PASSAGE FOR REVIEW
RE: SEO, does it matter what domain extension I choose? Print
Frequently Asked Questions
AddThis Social Bookmark Button

It's really simple.

Google is in most countries. If someone in South Africa searches in Google for "buy new ipod", it would be more relevant for Google to offer local suppliers. Some countries have rules which makes it harder or more expensive to get a local domain than a global one. For local search queries sites which match the local domain extension or are hosted on a machine in that country may get a boost in relevancy over global domains. For example, .co.uk may rank well in UK, .de may rank well in Germany.

Google can use the increased price of local hosting and/or the rules associated with gaining a local domain extension to assume that locally hosted or locally registered domains may have a greater local relevancy.

Likely due to less spamming incentive, a smaller content base, and a lesser understanding of local language many of the filters that are applied to the global search results may not be applied to some local results.

Beyond .edu and .gov there are also other rare domains which people probably do not talk about that much which also have similar importance. In the UK .ac.uk is the equivalent of a .edu, and perhaps some .mil extensions may be trusted a bit more than the average .com, .net, .info, or .biz type domain.

WORK ITEM
Continue the FAQ answer on how domain extensions affect SEO, picking up after its final sentence about rare trusted extensions.

MATERIAL PROVIDED
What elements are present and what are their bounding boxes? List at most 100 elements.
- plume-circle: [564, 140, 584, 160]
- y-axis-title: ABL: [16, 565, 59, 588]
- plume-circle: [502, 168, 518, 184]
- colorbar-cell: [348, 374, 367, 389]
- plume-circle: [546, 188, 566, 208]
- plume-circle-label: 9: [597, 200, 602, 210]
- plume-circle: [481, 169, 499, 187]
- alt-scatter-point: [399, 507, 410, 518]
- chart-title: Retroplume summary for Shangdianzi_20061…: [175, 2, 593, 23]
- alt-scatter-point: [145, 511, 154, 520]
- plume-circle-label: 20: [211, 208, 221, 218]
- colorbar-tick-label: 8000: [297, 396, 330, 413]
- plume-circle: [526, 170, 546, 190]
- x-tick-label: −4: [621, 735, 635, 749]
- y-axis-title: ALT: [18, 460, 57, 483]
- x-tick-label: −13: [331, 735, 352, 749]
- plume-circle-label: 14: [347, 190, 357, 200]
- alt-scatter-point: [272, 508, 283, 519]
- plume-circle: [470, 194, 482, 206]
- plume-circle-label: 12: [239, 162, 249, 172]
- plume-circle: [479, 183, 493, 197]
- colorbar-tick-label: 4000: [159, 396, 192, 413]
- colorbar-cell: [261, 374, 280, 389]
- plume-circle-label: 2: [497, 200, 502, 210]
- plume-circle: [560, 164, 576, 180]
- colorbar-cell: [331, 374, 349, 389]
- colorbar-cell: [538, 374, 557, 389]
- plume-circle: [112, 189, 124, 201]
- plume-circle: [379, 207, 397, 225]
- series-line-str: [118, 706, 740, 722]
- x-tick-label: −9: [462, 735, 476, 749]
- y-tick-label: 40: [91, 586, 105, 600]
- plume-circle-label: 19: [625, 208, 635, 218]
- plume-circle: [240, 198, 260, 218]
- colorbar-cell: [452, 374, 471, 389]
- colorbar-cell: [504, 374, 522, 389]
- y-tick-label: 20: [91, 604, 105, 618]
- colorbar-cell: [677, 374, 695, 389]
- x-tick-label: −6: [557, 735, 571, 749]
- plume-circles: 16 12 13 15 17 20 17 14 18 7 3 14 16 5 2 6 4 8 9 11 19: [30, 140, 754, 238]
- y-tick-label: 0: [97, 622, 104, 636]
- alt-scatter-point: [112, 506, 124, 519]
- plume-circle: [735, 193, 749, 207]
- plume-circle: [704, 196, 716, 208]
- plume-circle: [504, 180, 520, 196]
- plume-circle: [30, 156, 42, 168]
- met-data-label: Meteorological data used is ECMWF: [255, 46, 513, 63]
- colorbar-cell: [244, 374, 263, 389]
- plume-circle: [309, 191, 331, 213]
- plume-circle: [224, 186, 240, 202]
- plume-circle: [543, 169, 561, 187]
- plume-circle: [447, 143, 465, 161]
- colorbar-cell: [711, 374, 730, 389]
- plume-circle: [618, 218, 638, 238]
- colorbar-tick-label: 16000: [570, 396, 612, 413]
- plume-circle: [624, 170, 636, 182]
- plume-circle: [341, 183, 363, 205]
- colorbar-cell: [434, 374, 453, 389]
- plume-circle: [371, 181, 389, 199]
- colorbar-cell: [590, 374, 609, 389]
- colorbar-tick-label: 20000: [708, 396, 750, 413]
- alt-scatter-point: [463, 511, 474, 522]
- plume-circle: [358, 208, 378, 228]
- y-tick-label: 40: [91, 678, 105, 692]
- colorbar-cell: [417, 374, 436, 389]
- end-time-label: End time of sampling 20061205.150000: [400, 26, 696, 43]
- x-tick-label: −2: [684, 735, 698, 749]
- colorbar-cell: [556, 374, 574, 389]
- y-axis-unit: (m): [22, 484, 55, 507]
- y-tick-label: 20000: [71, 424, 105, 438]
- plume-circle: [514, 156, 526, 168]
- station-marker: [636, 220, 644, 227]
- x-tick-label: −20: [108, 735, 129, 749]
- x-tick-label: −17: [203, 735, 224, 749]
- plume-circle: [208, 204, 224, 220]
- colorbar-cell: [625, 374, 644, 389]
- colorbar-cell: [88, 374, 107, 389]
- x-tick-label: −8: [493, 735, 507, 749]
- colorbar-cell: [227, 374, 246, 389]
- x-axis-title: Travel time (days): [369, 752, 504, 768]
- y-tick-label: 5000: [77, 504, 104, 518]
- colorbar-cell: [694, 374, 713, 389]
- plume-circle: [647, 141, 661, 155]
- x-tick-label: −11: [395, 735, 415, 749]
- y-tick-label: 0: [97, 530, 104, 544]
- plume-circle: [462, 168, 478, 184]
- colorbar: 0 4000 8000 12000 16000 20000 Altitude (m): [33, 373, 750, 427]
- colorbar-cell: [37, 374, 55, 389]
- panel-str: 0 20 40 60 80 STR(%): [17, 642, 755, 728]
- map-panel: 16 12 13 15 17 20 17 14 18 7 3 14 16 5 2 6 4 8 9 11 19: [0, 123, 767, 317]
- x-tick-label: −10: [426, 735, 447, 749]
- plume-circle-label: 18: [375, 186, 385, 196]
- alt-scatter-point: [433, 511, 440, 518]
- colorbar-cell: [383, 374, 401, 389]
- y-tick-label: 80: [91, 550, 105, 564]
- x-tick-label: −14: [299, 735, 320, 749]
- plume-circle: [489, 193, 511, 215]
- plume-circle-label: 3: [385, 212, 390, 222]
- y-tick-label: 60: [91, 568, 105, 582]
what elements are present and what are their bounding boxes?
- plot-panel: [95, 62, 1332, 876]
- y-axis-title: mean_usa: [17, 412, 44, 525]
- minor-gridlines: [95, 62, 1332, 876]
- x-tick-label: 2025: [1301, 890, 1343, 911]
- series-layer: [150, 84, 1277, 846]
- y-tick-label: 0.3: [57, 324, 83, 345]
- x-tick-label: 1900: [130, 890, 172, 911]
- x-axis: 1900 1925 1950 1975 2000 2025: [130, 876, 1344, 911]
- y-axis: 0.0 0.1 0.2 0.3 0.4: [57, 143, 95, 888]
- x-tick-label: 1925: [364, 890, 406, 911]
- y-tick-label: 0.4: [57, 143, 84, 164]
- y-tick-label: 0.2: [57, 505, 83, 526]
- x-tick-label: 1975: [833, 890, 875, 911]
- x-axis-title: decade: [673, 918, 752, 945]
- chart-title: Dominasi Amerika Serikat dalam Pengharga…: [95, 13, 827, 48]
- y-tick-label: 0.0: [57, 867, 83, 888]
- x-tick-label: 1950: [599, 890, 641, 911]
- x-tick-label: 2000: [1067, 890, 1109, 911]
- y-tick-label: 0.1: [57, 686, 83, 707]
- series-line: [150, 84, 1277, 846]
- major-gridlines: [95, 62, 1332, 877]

ANSWER TO THIS PROBLEM
The factor of trust would be three fold:

  • The standards required to get a .edu or other rare domain extension implies a certain level of credibility.
  • Generally much of the well cited college papers or governmental pages are of higher quality than the average web page due to internal requirements. On top of that they are harder to influence than most average web pages. For example, it is pretty damn hard to get a professor to link at your site or update his or her outdated links. No professor wants some random self promotional asshole (which is how they will view many people who contact them) telling them that their content is outdated or inaccurate.
  • When the web started educational institutions and governmental bodies were at the core of it. Thus, with greater history, they are more likely to have more link equity. Over time webmasters of scraper sites and legitimate web pages are going to be more inclined to link at the top ranking pages, which reinforces the link popularity.